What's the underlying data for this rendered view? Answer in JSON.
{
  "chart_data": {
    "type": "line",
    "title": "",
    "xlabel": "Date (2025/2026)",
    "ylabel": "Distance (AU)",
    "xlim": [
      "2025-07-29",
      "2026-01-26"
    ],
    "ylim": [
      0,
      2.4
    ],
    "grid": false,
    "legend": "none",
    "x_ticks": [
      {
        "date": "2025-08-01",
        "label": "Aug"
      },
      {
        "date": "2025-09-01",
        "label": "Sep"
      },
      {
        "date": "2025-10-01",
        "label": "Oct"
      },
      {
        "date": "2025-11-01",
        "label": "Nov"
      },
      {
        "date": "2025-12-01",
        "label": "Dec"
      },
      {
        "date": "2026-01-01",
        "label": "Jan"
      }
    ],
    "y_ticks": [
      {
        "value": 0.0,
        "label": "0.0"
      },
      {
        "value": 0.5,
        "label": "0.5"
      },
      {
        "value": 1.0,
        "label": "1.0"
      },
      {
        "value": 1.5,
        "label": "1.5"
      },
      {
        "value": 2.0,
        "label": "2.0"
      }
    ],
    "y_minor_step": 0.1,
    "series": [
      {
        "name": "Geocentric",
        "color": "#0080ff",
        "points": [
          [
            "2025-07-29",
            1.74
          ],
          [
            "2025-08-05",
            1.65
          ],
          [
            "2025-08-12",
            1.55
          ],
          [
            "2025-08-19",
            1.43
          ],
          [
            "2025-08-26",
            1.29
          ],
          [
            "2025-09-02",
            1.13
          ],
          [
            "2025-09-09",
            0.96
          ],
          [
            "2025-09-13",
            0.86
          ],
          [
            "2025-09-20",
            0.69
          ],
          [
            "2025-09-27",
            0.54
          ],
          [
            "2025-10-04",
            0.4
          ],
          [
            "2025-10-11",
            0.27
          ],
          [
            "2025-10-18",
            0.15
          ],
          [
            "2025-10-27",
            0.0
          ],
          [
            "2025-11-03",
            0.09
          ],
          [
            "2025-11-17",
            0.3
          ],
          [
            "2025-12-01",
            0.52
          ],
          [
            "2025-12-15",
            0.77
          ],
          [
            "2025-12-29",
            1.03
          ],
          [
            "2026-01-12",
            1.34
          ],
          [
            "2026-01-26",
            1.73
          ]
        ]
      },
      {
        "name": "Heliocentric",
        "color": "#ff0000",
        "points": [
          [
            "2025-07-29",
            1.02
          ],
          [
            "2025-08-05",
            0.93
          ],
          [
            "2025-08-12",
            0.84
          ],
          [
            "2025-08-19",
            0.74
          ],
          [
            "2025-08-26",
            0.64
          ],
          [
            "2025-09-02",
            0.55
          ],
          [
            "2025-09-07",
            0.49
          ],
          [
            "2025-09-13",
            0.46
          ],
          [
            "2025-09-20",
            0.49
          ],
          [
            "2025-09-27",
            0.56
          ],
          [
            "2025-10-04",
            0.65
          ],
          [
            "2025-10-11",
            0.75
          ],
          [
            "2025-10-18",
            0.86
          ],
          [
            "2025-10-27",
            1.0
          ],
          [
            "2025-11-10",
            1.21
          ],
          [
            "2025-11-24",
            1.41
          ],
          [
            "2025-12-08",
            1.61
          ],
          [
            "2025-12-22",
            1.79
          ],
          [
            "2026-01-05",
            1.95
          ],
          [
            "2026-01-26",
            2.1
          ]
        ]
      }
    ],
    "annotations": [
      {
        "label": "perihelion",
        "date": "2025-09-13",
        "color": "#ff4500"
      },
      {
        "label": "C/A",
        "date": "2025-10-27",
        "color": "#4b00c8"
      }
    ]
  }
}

######

▶ [What the task asks] Display every line of the listing that contains the string "color".

▶ [Task output]
        "color": "#0080ff",
        "color": "#ff0000",
        "color": "#ff4500"
        "color": "#4b00c8"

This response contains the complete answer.